• Document passage
The problem:
I want to extract data from said URL. I wrote fully functional code in selenium. I want to use scrapy for better performance in terms of time. But, I can't go ahead with present code. I get "None" in return. So I am blocked at first stage. No way to go ahead!
What I tried:
This and this and this. Almost all answers point to setting some values manually. But in the said case, it seems impossible! Or may be I am missing something and if I understand that, I can set some values manually, some through xpath and some I can leave blank.
Interestingly, up to the point where I want to extract data right now (data table with certain dates defined in the table form for each units (districts)) doesn't need javascript. I mean the data still gets populated if I click the search button (in browser) even if the javascript is disabled. But then, that can not be replicated in scrapy. So, I also tried going without splash. The exact error mentioned in that question by me is now solved with help of comments and answer. I shared the link here to see my efforts without splash.

• What you are asked to do
In the forum post about scraping, why does the author want to switch from selenium to scrapy? The lines have no connection to the forum post about scraping.

• Data lines

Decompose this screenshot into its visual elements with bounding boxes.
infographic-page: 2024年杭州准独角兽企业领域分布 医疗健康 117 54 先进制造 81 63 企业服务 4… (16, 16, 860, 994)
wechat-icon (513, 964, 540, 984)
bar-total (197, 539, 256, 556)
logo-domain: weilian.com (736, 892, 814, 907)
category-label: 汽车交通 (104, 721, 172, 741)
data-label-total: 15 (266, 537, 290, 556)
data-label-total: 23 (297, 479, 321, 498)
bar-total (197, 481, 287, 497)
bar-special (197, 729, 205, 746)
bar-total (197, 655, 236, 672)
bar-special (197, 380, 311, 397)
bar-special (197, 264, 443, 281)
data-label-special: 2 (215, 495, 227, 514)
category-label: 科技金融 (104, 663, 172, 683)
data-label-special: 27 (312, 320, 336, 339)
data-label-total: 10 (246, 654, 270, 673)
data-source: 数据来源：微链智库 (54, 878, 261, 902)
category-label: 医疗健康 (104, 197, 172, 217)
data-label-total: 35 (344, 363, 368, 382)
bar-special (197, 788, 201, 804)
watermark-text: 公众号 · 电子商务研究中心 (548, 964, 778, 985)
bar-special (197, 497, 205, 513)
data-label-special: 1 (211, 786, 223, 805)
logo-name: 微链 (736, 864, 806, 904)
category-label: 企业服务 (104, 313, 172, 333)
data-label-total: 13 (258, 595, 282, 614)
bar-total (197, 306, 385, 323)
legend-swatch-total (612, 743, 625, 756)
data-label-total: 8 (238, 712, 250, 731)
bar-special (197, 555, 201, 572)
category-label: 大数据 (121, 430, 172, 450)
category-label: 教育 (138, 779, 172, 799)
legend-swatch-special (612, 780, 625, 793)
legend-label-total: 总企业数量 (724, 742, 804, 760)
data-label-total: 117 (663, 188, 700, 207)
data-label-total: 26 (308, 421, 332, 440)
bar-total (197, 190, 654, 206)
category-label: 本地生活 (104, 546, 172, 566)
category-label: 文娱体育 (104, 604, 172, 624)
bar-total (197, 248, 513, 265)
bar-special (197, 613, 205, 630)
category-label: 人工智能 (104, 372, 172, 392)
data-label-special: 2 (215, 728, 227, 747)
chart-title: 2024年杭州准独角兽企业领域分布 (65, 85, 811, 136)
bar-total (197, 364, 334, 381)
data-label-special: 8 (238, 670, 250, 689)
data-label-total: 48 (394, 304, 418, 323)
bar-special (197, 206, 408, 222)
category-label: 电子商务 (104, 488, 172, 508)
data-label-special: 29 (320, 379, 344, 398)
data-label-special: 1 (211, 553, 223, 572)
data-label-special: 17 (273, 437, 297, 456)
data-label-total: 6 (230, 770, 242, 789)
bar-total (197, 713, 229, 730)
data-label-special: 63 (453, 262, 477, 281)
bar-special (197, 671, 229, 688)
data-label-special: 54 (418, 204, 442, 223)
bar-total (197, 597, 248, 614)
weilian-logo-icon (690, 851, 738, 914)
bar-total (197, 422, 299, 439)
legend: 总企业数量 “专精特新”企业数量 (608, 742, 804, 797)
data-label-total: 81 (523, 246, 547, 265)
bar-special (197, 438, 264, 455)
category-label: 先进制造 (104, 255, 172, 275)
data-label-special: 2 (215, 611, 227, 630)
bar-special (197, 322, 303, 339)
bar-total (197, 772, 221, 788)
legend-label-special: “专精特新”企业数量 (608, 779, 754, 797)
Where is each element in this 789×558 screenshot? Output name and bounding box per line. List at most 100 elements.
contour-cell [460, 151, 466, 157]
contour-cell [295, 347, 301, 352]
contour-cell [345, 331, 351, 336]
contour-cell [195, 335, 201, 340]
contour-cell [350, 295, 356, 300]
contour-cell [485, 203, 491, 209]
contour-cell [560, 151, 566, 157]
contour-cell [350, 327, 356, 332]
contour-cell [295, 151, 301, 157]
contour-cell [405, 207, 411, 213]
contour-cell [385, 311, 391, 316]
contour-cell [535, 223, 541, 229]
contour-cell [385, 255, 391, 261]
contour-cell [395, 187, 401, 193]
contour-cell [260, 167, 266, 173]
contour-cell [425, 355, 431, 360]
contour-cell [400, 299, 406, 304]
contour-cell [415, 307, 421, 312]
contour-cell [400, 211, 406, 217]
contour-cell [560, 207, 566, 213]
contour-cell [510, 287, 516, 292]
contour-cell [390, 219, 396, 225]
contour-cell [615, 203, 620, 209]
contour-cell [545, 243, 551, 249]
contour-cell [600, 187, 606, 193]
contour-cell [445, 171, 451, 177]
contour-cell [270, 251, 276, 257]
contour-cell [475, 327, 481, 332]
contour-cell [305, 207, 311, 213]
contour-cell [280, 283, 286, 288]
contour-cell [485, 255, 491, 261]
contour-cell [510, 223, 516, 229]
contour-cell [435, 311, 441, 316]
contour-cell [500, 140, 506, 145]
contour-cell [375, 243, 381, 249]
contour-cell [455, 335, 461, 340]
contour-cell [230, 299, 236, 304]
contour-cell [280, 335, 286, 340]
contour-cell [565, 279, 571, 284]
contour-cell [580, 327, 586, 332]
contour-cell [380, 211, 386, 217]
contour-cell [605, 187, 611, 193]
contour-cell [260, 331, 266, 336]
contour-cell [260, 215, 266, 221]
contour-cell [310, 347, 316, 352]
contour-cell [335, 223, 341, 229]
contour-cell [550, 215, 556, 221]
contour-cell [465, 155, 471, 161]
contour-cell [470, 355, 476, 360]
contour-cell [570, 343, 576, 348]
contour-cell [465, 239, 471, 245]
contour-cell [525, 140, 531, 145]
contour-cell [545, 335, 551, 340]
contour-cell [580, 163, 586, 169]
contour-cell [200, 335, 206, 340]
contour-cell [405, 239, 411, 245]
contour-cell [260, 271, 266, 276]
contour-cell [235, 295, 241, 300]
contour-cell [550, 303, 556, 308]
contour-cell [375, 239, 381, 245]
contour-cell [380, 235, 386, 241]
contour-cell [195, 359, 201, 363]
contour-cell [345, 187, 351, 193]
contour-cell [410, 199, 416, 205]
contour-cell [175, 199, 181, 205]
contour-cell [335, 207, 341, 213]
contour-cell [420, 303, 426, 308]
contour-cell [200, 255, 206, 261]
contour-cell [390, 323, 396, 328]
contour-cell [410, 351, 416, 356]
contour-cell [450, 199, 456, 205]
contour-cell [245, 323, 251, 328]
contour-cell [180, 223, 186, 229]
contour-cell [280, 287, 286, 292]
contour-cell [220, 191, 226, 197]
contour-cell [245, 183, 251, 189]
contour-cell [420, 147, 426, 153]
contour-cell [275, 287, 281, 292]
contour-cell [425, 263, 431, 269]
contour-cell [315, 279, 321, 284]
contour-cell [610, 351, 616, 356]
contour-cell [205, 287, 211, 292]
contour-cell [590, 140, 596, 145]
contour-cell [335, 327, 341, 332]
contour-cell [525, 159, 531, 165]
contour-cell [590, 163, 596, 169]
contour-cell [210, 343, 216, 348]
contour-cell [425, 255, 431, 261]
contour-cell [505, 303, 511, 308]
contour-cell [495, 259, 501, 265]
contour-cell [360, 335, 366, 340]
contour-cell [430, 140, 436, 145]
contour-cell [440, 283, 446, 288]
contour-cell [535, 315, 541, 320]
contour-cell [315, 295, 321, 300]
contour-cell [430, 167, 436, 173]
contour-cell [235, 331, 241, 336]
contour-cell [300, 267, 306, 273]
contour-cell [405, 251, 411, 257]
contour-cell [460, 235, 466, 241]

• Exercise result
The author wants better performance in terms of time.